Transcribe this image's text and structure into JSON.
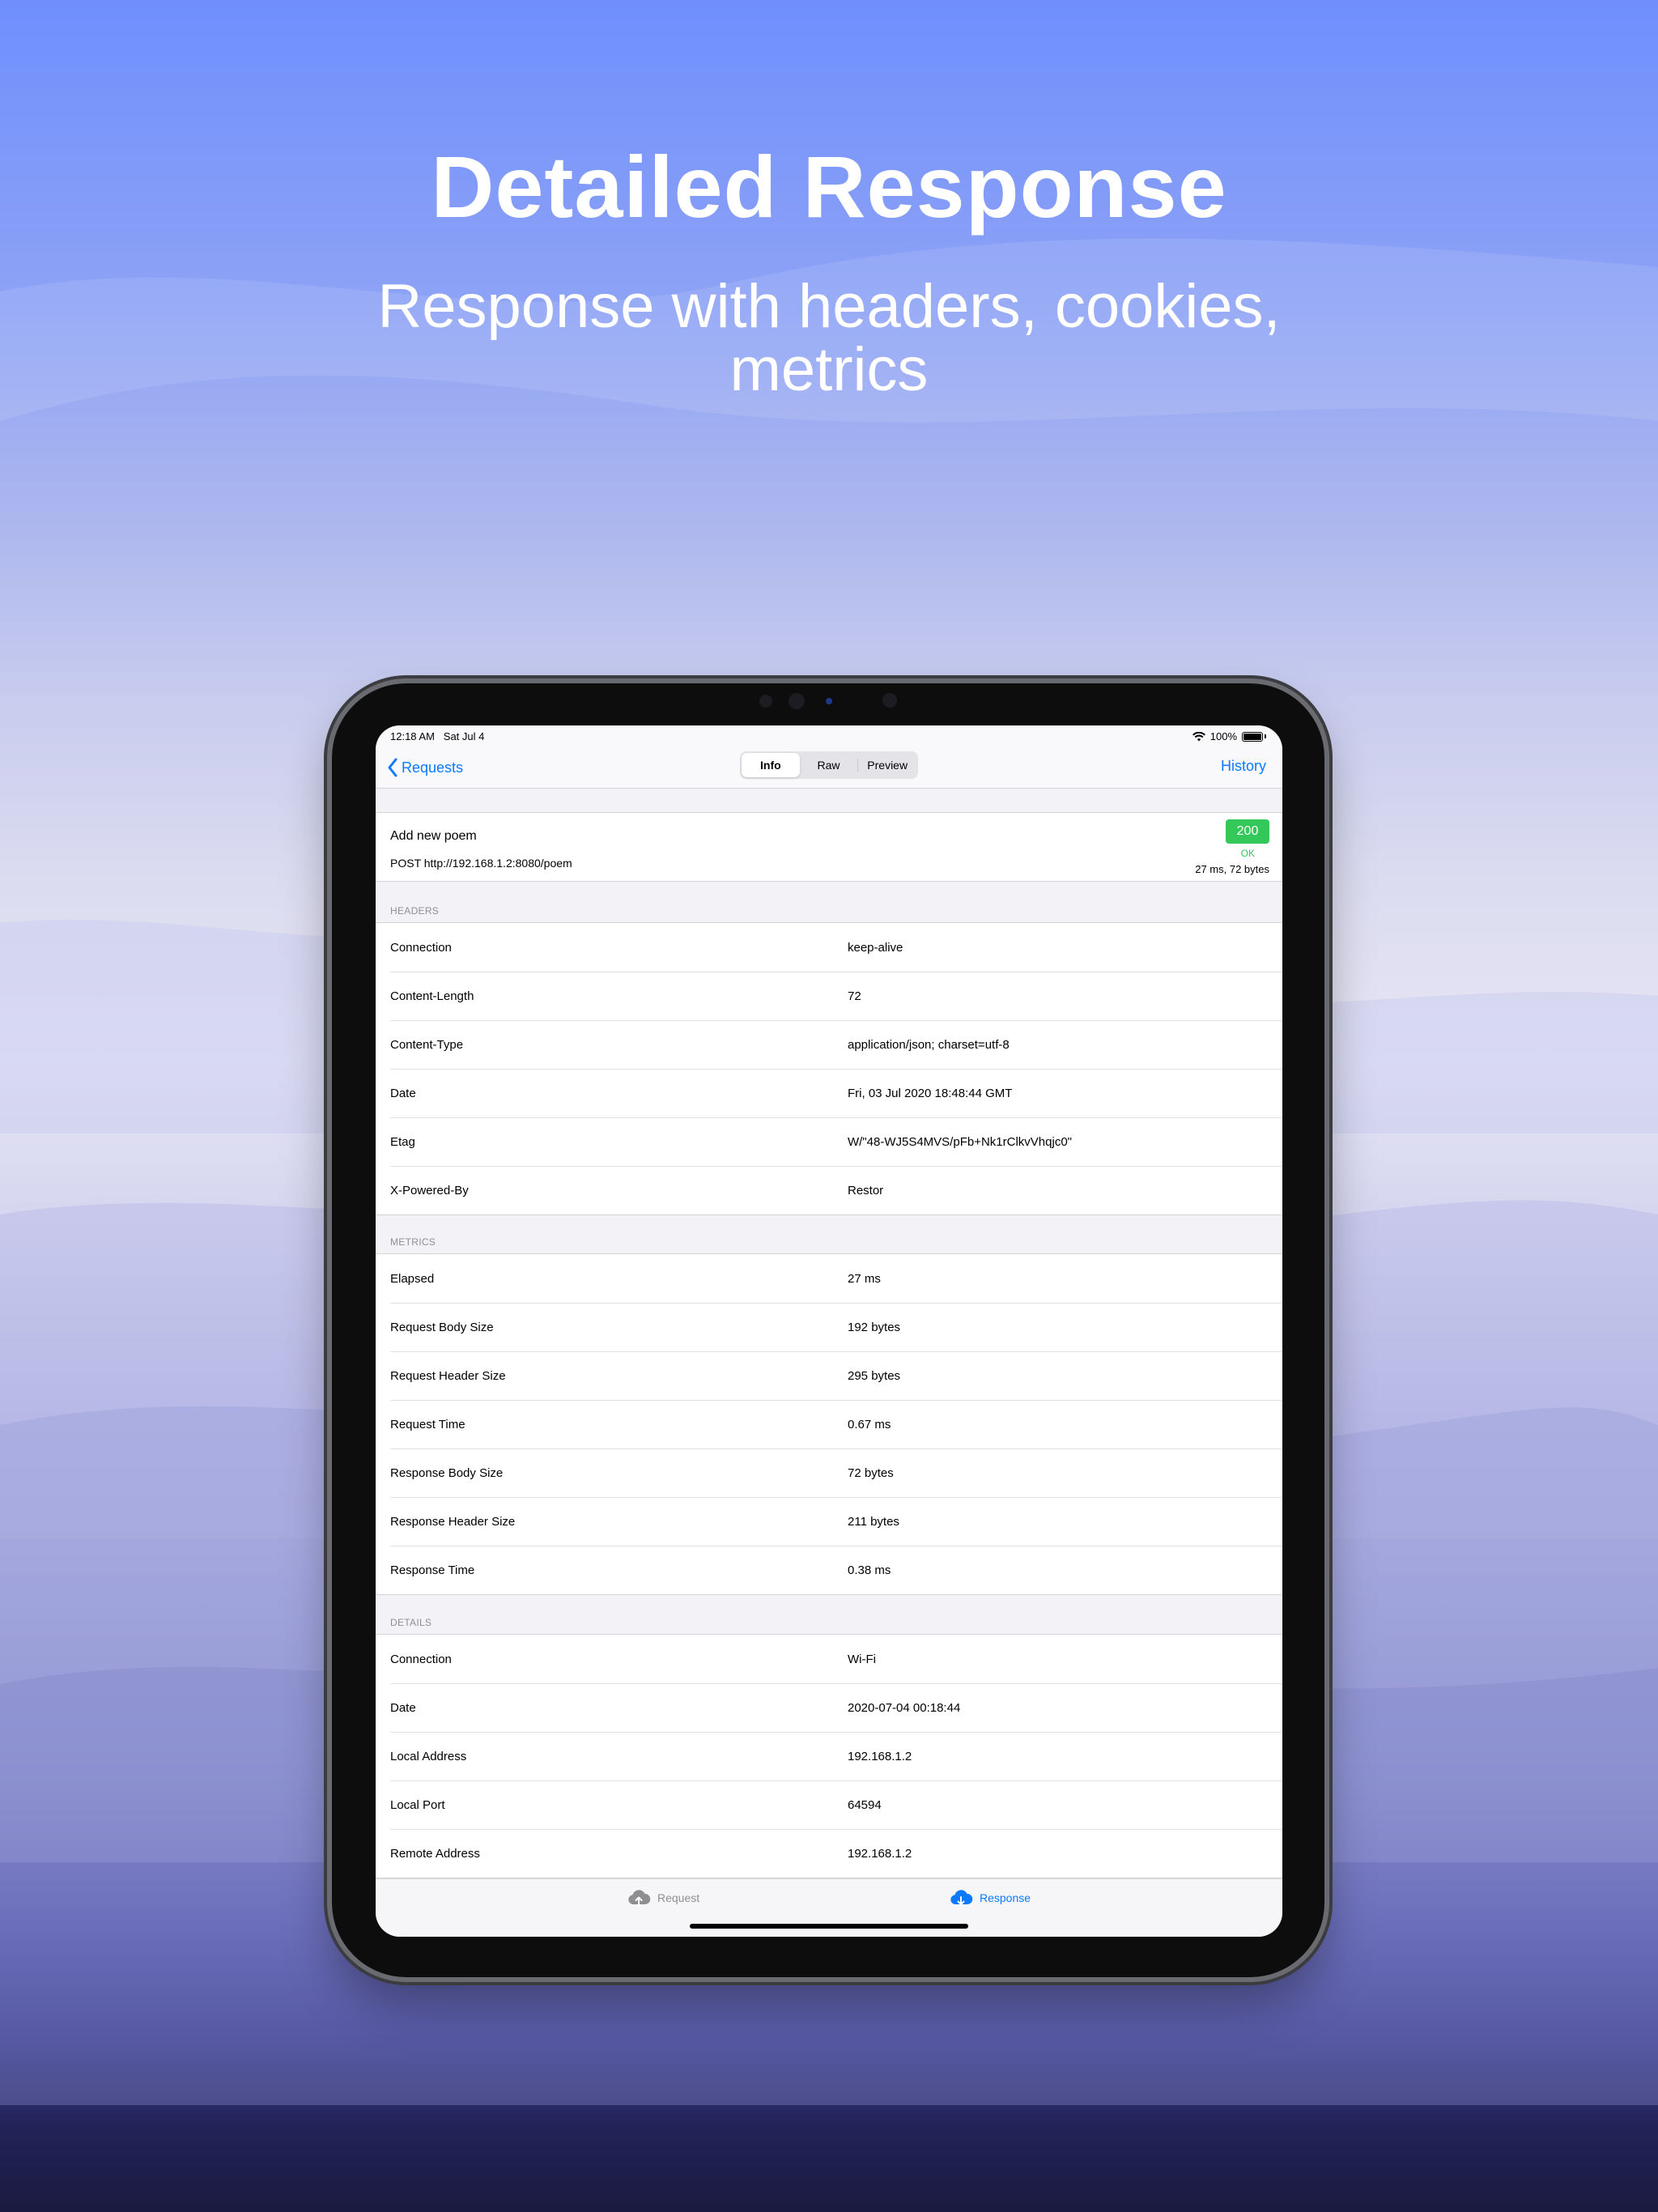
{
  "promo": {
    "title": "Detailed Response",
    "subtitle": "Response with headers, cookies, metrics"
  },
  "status_bar": {
    "time": "12:18 AM",
    "date": "Sat Jul 4",
    "battery": "100%"
  },
  "nav": {
    "back_label": "Requests",
    "history_label": "History",
    "segments": [
      "Info",
      "Raw",
      "Preview"
    ],
    "active_segment": "Info"
  },
  "summary": {
    "name": "Add new poem",
    "method_url": "POST http://192.168.1.2:8080/poem",
    "status_code": "200",
    "status_text": "OK",
    "meta": "27 ms, 72 bytes"
  },
  "headers": {
    "label": "HEADERS",
    "rows": [
      {
        "key": "Connection",
        "value": "keep-alive"
      },
      {
        "key": "Content-Length",
        "value": "72"
      },
      {
        "key": "Content-Type",
        "value": "application/json; charset=utf-8"
      },
      {
        "key": "Date",
        "value": "Fri, 03 Jul 2020 18:48:44 GMT"
      },
      {
        "key": "Etag",
        "value": "W/\"48-WJ5S4MVS/pFb+Nk1rClkvVhqjc0\""
      },
      {
        "key": "X-Powered-By",
        "value": "Restor"
      }
    ]
  },
  "metrics": {
    "label": "METRICS",
    "rows": [
      {
        "key": "Elapsed",
        "value": "27 ms"
      },
      {
        "key": "Request Body Size",
        "value": "192 bytes"
      },
      {
        "key": "Request Header Size",
        "value": "295 bytes"
      },
      {
        "key": "Request Time",
        "value": "0.67 ms"
      },
      {
        "key": "Response Body Size",
        "value": "72 bytes"
      },
      {
        "key": "Response Header Size",
        "value": "211 bytes"
      },
      {
        "key": "Response Time",
        "value": "0.38 ms"
      }
    ]
  },
  "details": {
    "label": "DETAILS",
    "rows": [
      {
        "key": "Connection",
        "value": "Wi-Fi"
      },
      {
        "key": "Date",
        "value": "2020-07-04 00:18:44"
      },
      {
        "key": "Local Address",
        "value": "192.168.1.2"
      },
      {
        "key": "Local Port",
        "value": "64594"
      },
      {
        "key": "Remote Address",
        "value": "192.168.1.2"
      }
    ]
  },
  "tabs": {
    "request_label": "Request",
    "response_label": "Response",
    "active": "Response"
  },
  "colors": {
    "accent": "#0a7aff",
    "success": "#34c759",
    "secondary_text": "#8e8e93"
  }
}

* EXERCISE OBJECTIVE *
Transcribe the full listing above exactly, with the images removed.

* RESULT FOR THIS EXERCISE *
Transcribe this image's text and structure into JSON.
{
  "promo": {
    "title": "Detailed Response",
    "subtitle": "Response with headers, cookies, metrics"
  },
  "status_bar": {
    "time": "12:18 AM",
    "date": "Sat Jul 4",
    "battery": "100%"
  },
  "nav": {
    "back_label": "Requests",
    "history_label": "History",
    "segments": [
      "Info",
      "Raw",
      "Preview"
    ],
    "active_segment": "Info"
  },
  "summary": {
    "name": "Add new poem",
    "method_url": "POST http://192.168.1.2:8080/poem",
    "status_code": "200",
    "status_text": "OK",
    "meta": "27 ms, 72 bytes"
  },
  "headers": {
    "label": "HEADERS",
    "rows": [
      {
        "key": "Connection",
        "value": "keep-alive"
      },
      {
        "key": "Content-Length",
        "value": "72"
      },
      {
        "key": "Content-Type",
        "value": "application/json; charset=utf-8"
      },
      {
        "key": "Date",
        "value": "Fri, 03 Jul 2020 18:48:44 GMT"
      },
      {
        "key": "Etag",
        "value": "W/\"48-WJ5S4MVS/pFb+Nk1rClkvVhqjc0\""
      },
      {
        "key": "X-Powered-By",
        "value": "Restor"
      }
    ]
  },
  "metrics": {
    "label": "METRICS",
    "rows": [
      {
        "key": "Elapsed",
        "value": "27 ms"
      },
      {
        "key": "Request Body Size",
        "value": "192 bytes"
      },
      {
        "key": "Request Header Size",
        "value": "295 bytes"
      },
      {
        "key": "Request Time",
        "value": "0.67 ms"
      },
      {
        "key": "Response Body Size",
        "value": "72 bytes"
      },
      {
        "key": "Response Header Size",
        "value": "211 bytes"
      },
      {
        "key": "Response Time",
        "value": "0.38 ms"
      }
    ]
  },
  "details": {
    "label": "DETAILS",
    "rows": [
      {
        "key": "Connection",
        "value": "Wi-Fi"
      },
      {
        "key": "Date",
        "value": "2020-07-04 00:18:44"
      },
      {
        "key": "Local Address",
        "value": "192.168.1.2"
      },
      {
        "key": "Local Port",
        "value": "64594"
      },
      {
        "key": "Remote Address",
        "value": "192.168.1.2"
      }
    ]
  },
  "tabs": {
    "request_label": "Request",
    "response_label": "Response",
    "active": "Response"
  },
  "colors": {
    "accent": "#0a7aff",
    "success": "#34c759",
    "secondary_text": "#8e8e93"
  }
}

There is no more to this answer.